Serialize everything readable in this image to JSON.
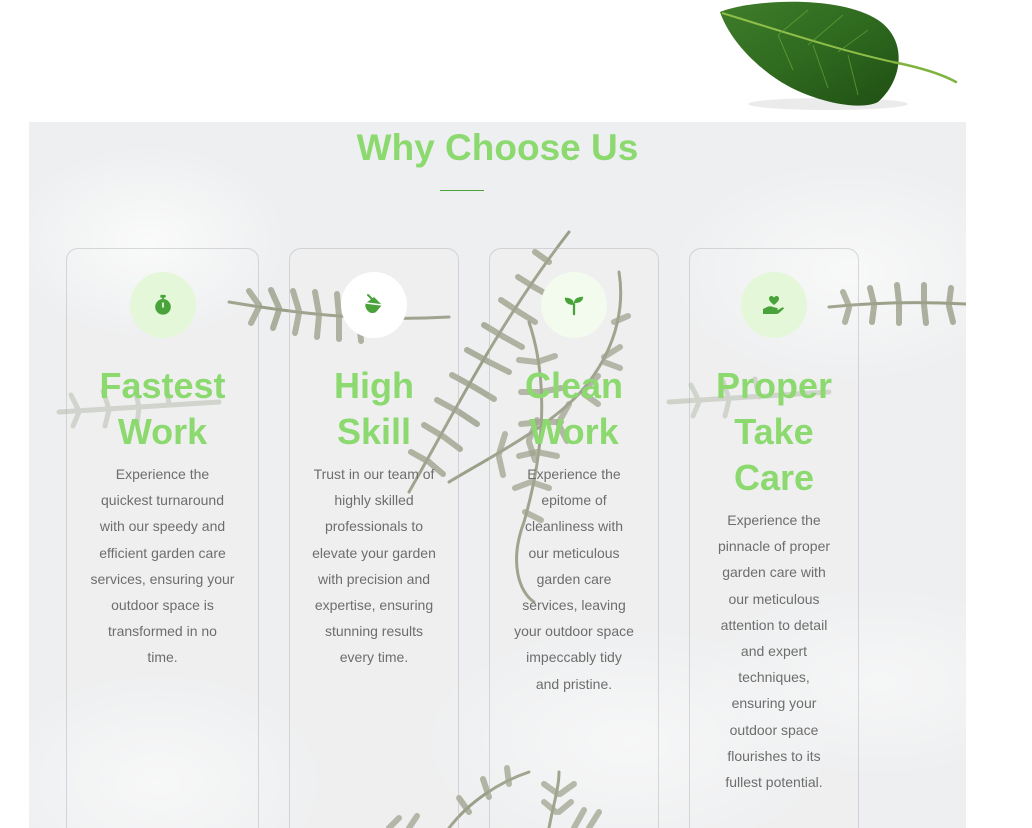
{
  "section": {
    "title": "Why Choose Us"
  },
  "cards": [
    {
      "icon": "stopwatch-icon",
      "title_lines": [
        "Fastest",
        "Work"
      ],
      "text_lines": [
        "Experience the",
        "quickest turnaround",
        "with our speedy and",
        "efficient garden care",
        "services, ensuring your",
        "outdoor space is",
        "transformed in no",
        "time."
      ]
    },
    {
      "icon": "paint-bucket-icon",
      "title_lines": [
        "High",
        "Skill"
      ],
      "text_lines": [
        "Trust in our team of",
        "highly skilled",
        "professionals to",
        "elevate your garden",
        "with precision and",
        "expertise, ensuring",
        "stunning results",
        "every time."
      ]
    },
    {
      "icon": "seedling-icon",
      "title_lines": [
        "Clean",
        "Work"
      ],
      "text_lines": [
        "Experience the",
        "epitome of",
        "cleanliness with",
        "our meticulous",
        "garden care",
        "services, leaving",
        "your outdoor space",
        "impeccably tidy",
        "and pristine."
      ]
    },
    {
      "icon": "hand-holding-heart-icon",
      "title_lines": [
        "Proper",
        "Take",
        "Care"
      ],
      "text_lines": [
        "Experience the",
        "pinnacle of proper",
        "garden care with",
        "our meticulous",
        "attention to detail",
        "and expert",
        "techniques,",
        "ensuring your",
        "outdoor space",
        "flourishes to its",
        "fullest potential."
      ]
    }
  ],
  "colors": {
    "accent": "#8bd96f",
    "icon": "#49a33a",
    "icon_bg": "#e4f7d9",
    "text": "#6d6d6d",
    "section_bg": "#eeeff0"
  }
}
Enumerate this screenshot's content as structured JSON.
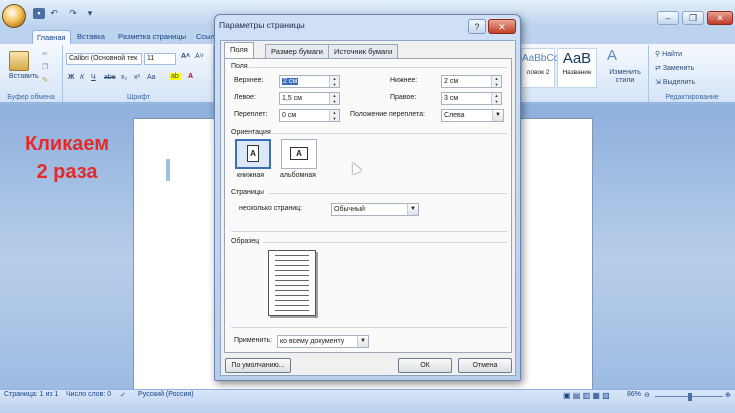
{
  "word": {
    "tabs": [
      "Главная",
      "Вставка",
      "Разметка страницы",
      "Ссыл"
    ],
    "font_name": "Calibri (Основной тек",
    "font_size": "11",
    "paste_label": "Вставить",
    "group_clipboard": "Буфер обмена",
    "group_font": "Шрифт",
    "style_tiles": [
      {
        "preview": "AaBbCc",
        "label": "ловок 2"
      },
      {
        "preview": "AaB",
        "label": "Название"
      }
    ],
    "change_styles_label": "Изменить стили",
    "editing_items": [
      "Найти",
      "Заменить",
      "Выделить"
    ],
    "group_editing": "Редактирование",
    "caption_lines": [
      "Кликаем",
      "2 раза"
    ],
    "status": {
      "page": "Страница: 1 из 1",
      "words": "Число слов: 0",
      "language": "Русский (Россия)",
      "zoom": "86%"
    }
  },
  "dialog": {
    "title": "Параметры страницы",
    "tabs": [
      "Поля",
      "Размер бумаги",
      "Источник бумаги"
    ],
    "section_margins": "Поля",
    "fields": {
      "top": {
        "label": "Верхнее:",
        "value": "2 см"
      },
      "bottom": {
        "label": "Нижнее:",
        "value": "2 см"
      },
      "left": {
        "label": "Левое:",
        "value": "1,5 см"
      },
      "right": {
        "label": "Правое:",
        "value": "3 см"
      },
      "gutter": {
        "label": "Переплет:",
        "value": "0 см"
      },
      "gutter_pos": {
        "label": "Положение переплета:",
        "value": "Слева"
      }
    },
    "section_orientation": "Ориентация",
    "orientation": {
      "portrait": "книжная",
      "landscape": "альбомная"
    },
    "section_pages": "Страницы",
    "multiple_pages": {
      "label": "несколько страниц:",
      "value": "Обычный"
    },
    "section_preview": "Образец",
    "apply": {
      "label": "Применить:",
      "value": "ко всему документу"
    },
    "buttons": {
      "default": "По умолчанию...",
      "ok": "ОК",
      "cancel": "Отмена"
    }
  }
}
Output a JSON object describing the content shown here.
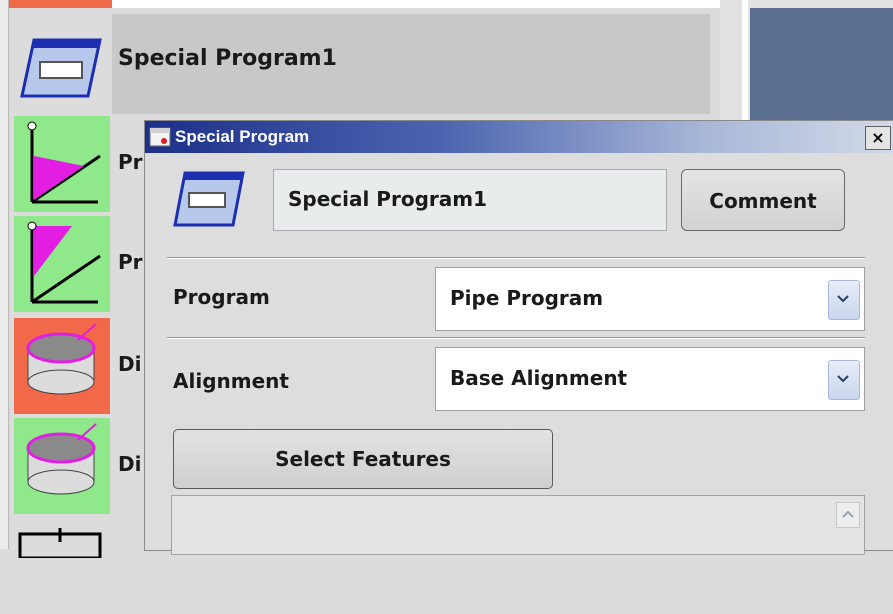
{
  "tree": {
    "items": [
      {
        "label": "Special Program1",
        "icon": "special-program-icon",
        "color": "#dcdcdc"
      },
      {
        "label": "Pr",
        "icon": "plane-axes-icon",
        "color": "#8fe88a"
      },
      {
        "label": "Pr",
        "icon": "plane-axes-icon",
        "color": "#8fe88a"
      },
      {
        "label": "Di",
        "icon": "cylinder-icon",
        "color": "#f2694a"
      },
      {
        "label": "Di",
        "icon": "cylinder-icon",
        "color": "#8fe88a"
      }
    ]
  },
  "dialog": {
    "title": "Special Program",
    "close_label": "×",
    "name_value": "Special Program1",
    "comment_label": "Comment",
    "program": {
      "label": "Program",
      "value": "Pipe Program"
    },
    "alignment": {
      "label": "Alignment",
      "value": "Base Alignment"
    },
    "select_features_label": "Select Features"
  }
}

▸ **INSTRUCTIONS TO FOLLOW**
From start to finish, output the listing exactly, but omit its pictures.

▸ **PROBLEM SOLUTION**
Serialize everything readable in this image to JSON.
{
  "section": {
    "title": "Why Choose Us"
  },
  "cards": [
    {
      "icon": "stopwatch-icon",
      "title_lines": [
        "Fastest",
        "Work"
      ],
      "text_lines": [
        "Experience the",
        "quickest turnaround",
        "with our speedy and",
        "efficient garden care",
        "services, ensuring your",
        "outdoor space is",
        "transformed in no",
        "time."
      ]
    },
    {
      "icon": "paint-bucket-icon",
      "title_lines": [
        "High",
        "Skill"
      ],
      "text_lines": [
        "Trust in our team of",
        "highly skilled",
        "professionals to",
        "elevate your garden",
        "with precision and",
        "expertise, ensuring",
        "stunning results",
        "every time."
      ]
    },
    {
      "icon": "seedling-icon",
      "title_lines": [
        "Clean",
        "Work"
      ],
      "text_lines": [
        "Experience the",
        "epitome of",
        "cleanliness with",
        "our meticulous",
        "garden care",
        "services, leaving",
        "your outdoor space",
        "impeccably tidy",
        "and pristine."
      ]
    },
    {
      "icon": "hand-holding-heart-icon",
      "title_lines": [
        "Proper",
        "Take",
        "Care"
      ],
      "text_lines": [
        "Experience the",
        "pinnacle of proper",
        "garden care with",
        "our meticulous",
        "attention to detail",
        "and expert",
        "techniques,",
        "ensuring your",
        "outdoor space",
        "flourishes to its",
        "fullest potential."
      ]
    }
  ],
  "colors": {
    "accent": "#8bd96f",
    "icon": "#49a33a",
    "icon_bg": "#e4f7d9",
    "text": "#6d6d6d",
    "section_bg": "#eeeff0"
  }
}
Enumerate this screenshot's content as structured JSON.
{
  "word": {
    "tabs": [
      "Главная",
      "Вставка",
      "Разметка страницы",
      "Ссыл"
    ],
    "font_name": "Calibri (Основной тек",
    "font_size": "11",
    "paste_label": "Вставить",
    "group_clipboard": "Буфер обмена",
    "group_font": "Шрифт",
    "style_tiles": [
      {
        "preview": "AaBbCc",
        "label": "ловок 2"
      },
      {
        "preview": "AaB",
        "label": "Название"
      }
    ],
    "change_styles_label": "Изменить стили",
    "editing_items": [
      "Найти",
      "Заменить",
      "Выделить"
    ],
    "group_editing": "Редактирование",
    "caption_lines": [
      "Кликаем",
      "2 раза"
    ],
    "status": {
      "page": "Страница: 1 из 1",
      "words": "Число слов: 0",
      "language": "Русский (Россия)",
      "zoom": "86%"
    }
  },
  "dialog": {
    "title": "Параметры страницы",
    "tabs": [
      "Поля",
      "Размер бумаги",
      "Источник бумаги"
    ],
    "section_margins": "Поля",
    "fields": {
      "top": {
        "label": "Верхнее:",
        "value": "2 см"
      },
      "bottom": {
        "label": "Нижнее:",
        "value": "2 см"
      },
      "left": {
        "label": "Левое:",
        "value": "1,5 см"
      },
      "right": {
        "label": "Правое:",
        "value": "3 см"
      },
      "gutter": {
        "label": "Переплет:",
        "value": "0 см"
      },
      "gutter_pos": {
        "label": "Положение переплета:",
        "value": "Слева"
      }
    },
    "section_orientation": "Ориентация",
    "orientation": {
      "portrait": "книжная",
      "landscape": "альбомная"
    },
    "section_pages": "Страницы",
    "multiple_pages": {
      "label": "несколько страниц:",
      "value": "Обычный"
    },
    "section_preview": "Образец",
    "apply": {
      "label": "Применить:",
      "value": "ко всему документу"
    },
    "buttons": {
      "default": "По умолчанию...",
      "ok": "ОК",
      "cancel": "Отмена"
    }
  }
}
Output a JSON object describing the content shown here.
{
  "tree": {
    "items": [
      {
        "label": "Special Program1",
        "icon": "special-program-icon",
        "color": "#dcdcdc"
      },
      {
        "label": "Pr",
        "icon": "plane-axes-icon",
        "color": "#8fe88a"
      },
      {
        "label": "Pr",
        "icon": "plane-axes-icon",
        "color": "#8fe88a"
      },
      {
        "label": "Di",
        "icon": "cylinder-icon",
        "color": "#f2694a"
      },
      {
        "label": "Di",
        "icon": "cylinder-icon",
        "color": "#8fe88a"
      }
    ]
  },
  "dialog": {
    "title": "Special Program",
    "close_label": "×",
    "name_value": "Special Program1",
    "comment_label": "Comment",
    "program": {
      "label": "Program",
      "value": "Pipe Program"
    },
    "alignment": {
      "label": "Alignment",
      "value": "Base Alignment"
    },
    "select_features_label": "Select Features"
  }
}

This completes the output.